START Entries
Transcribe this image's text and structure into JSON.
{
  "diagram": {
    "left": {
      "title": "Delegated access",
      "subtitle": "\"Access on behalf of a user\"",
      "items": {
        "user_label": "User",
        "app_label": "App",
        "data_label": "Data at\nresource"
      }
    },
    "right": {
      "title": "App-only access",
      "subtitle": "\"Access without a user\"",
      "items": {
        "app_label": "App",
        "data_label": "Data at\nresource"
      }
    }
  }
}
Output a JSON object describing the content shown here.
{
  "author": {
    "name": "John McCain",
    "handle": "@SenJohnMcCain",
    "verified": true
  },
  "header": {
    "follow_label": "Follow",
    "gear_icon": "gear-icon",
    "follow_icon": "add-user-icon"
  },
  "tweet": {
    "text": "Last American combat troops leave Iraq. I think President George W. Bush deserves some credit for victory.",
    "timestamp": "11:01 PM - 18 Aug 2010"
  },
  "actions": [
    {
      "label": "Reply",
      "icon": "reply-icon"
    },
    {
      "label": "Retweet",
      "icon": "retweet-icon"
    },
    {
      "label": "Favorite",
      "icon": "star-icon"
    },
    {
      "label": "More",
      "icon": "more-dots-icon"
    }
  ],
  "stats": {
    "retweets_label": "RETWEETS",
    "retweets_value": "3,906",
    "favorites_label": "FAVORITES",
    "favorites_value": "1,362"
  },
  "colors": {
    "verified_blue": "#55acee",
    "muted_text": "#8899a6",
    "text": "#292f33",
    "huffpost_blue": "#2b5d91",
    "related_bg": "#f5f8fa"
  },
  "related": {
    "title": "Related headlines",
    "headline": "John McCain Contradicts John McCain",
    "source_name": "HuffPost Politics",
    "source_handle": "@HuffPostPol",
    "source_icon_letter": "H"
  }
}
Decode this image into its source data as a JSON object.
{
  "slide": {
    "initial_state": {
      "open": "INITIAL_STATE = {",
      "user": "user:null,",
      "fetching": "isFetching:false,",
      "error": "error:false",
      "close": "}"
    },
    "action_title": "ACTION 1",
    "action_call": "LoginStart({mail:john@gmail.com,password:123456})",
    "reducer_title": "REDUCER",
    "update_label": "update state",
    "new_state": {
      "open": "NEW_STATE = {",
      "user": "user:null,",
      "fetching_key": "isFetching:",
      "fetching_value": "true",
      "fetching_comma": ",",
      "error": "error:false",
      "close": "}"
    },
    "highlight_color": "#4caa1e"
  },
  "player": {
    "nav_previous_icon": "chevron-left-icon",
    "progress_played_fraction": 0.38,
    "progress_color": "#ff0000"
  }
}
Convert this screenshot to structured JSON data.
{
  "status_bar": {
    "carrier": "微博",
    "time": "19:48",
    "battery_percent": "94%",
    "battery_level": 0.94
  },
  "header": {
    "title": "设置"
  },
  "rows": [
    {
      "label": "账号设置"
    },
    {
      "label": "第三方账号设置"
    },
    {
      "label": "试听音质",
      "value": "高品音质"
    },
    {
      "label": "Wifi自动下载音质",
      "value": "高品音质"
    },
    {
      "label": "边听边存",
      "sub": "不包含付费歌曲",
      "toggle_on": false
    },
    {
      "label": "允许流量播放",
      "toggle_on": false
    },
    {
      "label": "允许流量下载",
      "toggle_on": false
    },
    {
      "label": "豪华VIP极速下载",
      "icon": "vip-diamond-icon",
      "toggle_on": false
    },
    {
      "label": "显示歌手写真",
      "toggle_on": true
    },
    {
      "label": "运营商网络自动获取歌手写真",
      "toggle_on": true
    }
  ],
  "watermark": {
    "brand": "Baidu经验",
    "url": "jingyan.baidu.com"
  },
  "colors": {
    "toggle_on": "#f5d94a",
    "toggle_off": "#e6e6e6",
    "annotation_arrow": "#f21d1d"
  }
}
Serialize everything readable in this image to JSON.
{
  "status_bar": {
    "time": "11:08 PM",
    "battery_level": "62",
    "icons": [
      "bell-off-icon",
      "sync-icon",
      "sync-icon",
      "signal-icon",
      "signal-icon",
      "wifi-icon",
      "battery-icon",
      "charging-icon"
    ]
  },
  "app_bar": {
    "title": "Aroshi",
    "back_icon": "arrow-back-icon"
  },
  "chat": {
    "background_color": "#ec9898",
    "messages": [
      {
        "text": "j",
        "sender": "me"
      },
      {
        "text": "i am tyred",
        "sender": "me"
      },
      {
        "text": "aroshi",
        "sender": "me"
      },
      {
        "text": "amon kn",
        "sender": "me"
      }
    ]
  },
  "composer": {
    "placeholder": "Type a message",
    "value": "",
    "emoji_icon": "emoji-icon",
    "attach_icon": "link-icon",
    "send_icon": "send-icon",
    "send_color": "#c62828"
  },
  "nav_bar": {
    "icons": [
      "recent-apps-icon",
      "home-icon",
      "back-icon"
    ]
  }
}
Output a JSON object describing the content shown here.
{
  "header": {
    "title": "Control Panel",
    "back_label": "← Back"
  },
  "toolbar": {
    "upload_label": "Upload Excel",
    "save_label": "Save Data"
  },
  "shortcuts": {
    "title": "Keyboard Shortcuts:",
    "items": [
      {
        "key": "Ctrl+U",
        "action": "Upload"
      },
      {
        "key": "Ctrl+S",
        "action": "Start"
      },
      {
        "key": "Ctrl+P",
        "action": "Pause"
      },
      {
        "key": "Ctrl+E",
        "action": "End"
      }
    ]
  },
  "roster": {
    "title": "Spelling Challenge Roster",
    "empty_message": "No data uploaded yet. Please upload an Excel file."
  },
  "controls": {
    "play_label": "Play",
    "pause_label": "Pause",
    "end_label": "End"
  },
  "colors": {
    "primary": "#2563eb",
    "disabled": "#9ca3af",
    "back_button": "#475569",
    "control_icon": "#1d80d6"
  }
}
END Entries
Give all the records again. Match them exactly.

* _Written response_
Transcribe this image's text and structure into JSON.
{
  "diagram": {
    "left": {
      "title": "Delegated access",
      "subtitle": "\"Access on behalf of a user\"",
      "items": {
        "user_label": "User",
        "app_label": "App",
        "data_label": "Data at\nresource"
      }
    },
    "right": {
      "title": "App-only access",
      "subtitle": "\"Access without a user\"",
      "items": {
        "app_label": "App",
        "data_label": "Data at\nresource"
      }
    }
  }
}
Output a JSON object describing the content shown here.
{
  "author": {
    "name": "John McCain",
    "handle": "@SenJohnMcCain",
    "verified": true
  },
  "header": {
    "follow_label": "Follow",
    "gear_icon": "gear-icon",
    "follow_icon": "add-user-icon"
  },
  "tweet": {
    "text": "Last American combat troops leave Iraq. I think President George W. Bush deserves some credit for victory.",
    "timestamp": "11:01 PM - 18 Aug 2010"
  },
  "actions": [
    {
      "label": "Reply",
      "icon": "reply-icon"
    },
    {
      "label": "Retweet",
      "icon": "retweet-icon"
    },
    {
      "label": "Favorite",
      "icon": "star-icon"
    },
    {
      "label": "More",
      "icon": "more-dots-icon"
    }
  ],
  "stats": {
    "retweets_label": "RETWEETS",
    "retweets_value": "3,906",
    "favorites_label": "FAVORITES",
    "favorites_value": "1,362"
  },
  "colors": {
    "verified_blue": "#55acee",
    "muted_text": "#8899a6",
    "text": "#292f33",
    "huffpost_blue": "#2b5d91",
    "related_bg": "#f5f8fa"
  },
  "related": {
    "title": "Related headlines",
    "headline": "John McCain Contradicts John McCain",
    "source_name": "HuffPost Politics",
    "source_handle": "@HuffPostPol",
    "source_icon_letter": "H"
  }
}
Decode this image into its source data as a JSON object.
{
  "slide": {
    "initial_state": {
      "open": "INITIAL_STATE = {",
      "user": "user:null,",
      "fetching": "isFetching:false,",
      "error": "error:false",
      "close": "}"
    },
    "action_title": "ACTION 1",
    "action_call": "LoginStart({mail:john@gmail.com,password:123456})",
    "reducer_title": "REDUCER",
    "update_label": "update state",
    "new_state": {
      "open": "NEW_STATE = {",
      "user": "user:null,",
      "fetching_key": "isFetching:",
      "fetching_value": "true",
      "fetching_comma": ",",
      "error": "error:false",
      "close": "}"
    },
    "highlight_color": "#4caa1e"
  },
  "player": {
    "nav_previous_icon": "chevron-left-icon",
    "progress_played_fraction": 0.38,
    "progress_color": "#ff0000"
  }
}
Convert this screenshot to structured JSON data.
{
  "status_bar": {
    "carrier": "微博",
    "time": "19:48",
    "battery_percent": "94%",
    "battery_level": 0.94
  },
  "header": {
    "title": "设置"
  },
  "rows": [
    {
      "label": "账号设置"
    },
    {
      "label": "第三方账号设置"
    },
    {
      "label": "试听音质",
      "value": "高品音质"
    },
    {
      "label": "Wifi自动下载音质",
      "value": "高品音质"
    },
    {
      "label": "边听边存",
      "sub": "不包含付费歌曲",
      "toggle_on": false
    },
    {
      "label": "允许流量播放",
      "toggle_on": false
    },
    {
      "label": "允许流量下载",
      "toggle_on": false
    },
    {
      "label": "豪华VIP极速下载",
      "icon": "vip-diamond-icon",
      "toggle_on": false
    },
    {
      "label": "显示歌手写真",
      "toggle_on": true
    },
    {
      "label": "运营商网络自动获取歌手写真",
      "toggle_on": true
    }
  ],
  "watermark": {
    "brand": "Baidu经验",
    "url": "jingyan.baidu.com"
  },
  "colors": {
    "toggle_on": "#f5d94a",
    "toggle_off": "#e6e6e6",
    "annotation_arrow": "#f21d1d"
  }
}
Serialize everything readable in this image to JSON.
{
  "status_bar": {
    "time": "11:08 PM",
    "battery_level": "62",
    "icons": [
      "bell-off-icon",
      "sync-icon",
      "sync-icon",
      "signal-icon",
      "signal-icon",
      "wifi-icon",
      "battery-icon",
      "charging-icon"
    ]
  },
  "app_bar": {
    "title": "Aroshi",
    "back_icon": "arrow-back-icon"
  },
  "chat": {
    "background_color": "#ec9898",
    "messages": [
      {
        "text": "j",
        "sender": "me"
      },
      {
        "text": "i am tyred",
        "sender": "me"
      },
      {
        "text": "aroshi",
        "sender": "me"
      },
      {
        "text": "amon kn",
        "sender": "me"
      }
    ]
  },
  "composer": {
    "placeholder": "Type a message",
    "value": "",
    "emoji_icon": "emoji-icon",
    "attach_icon": "link-icon",
    "send_icon": "send-icon",
    "send_color": "#c62828"
  },
  "nav_bar": {
    "icons": [
      "recent-apps-icon",
      "home-icon",
      "back-icon"
    ]
  }
}
Output a JSON object describing the content shown here.
{
  "header": {
    "title": "Control Panel",
    "back_label": "← Back"
  },
  "toolbar": {
    "upload_label": "Upload Excel",
    "save_label": "Save Data"
  },
  "shortcuts": {
    "title": "Keyboard Shortcuts:",
    "items": [
      {
        "key": "Ctrl+U",
        "action": "Upload"
      },
      {
        "key": "Ctrl+S",
        "action": "Start"
      },
      {
        "key": "Ctrl+P",
        "action": "Pause"
      },
      {
        "key": "Ctrl+E",
        "action": "End"
      }
    ]
  },
  "roster": {
    "title": "Spelling Challenge Roster",
    "empty_message": "No data uploaded yet. Please upload an Excel file."
  },
  "controls": {
    "play_label": "Play",
    "pause_label": "Pause",
    "end_label": "End"
  },
  "colors": {
    "primary": "#2563eb",
    "disabled": "#9ca3af",
    "back_button": "#475569",
    "control_icon": "#1d80d6"
  }
}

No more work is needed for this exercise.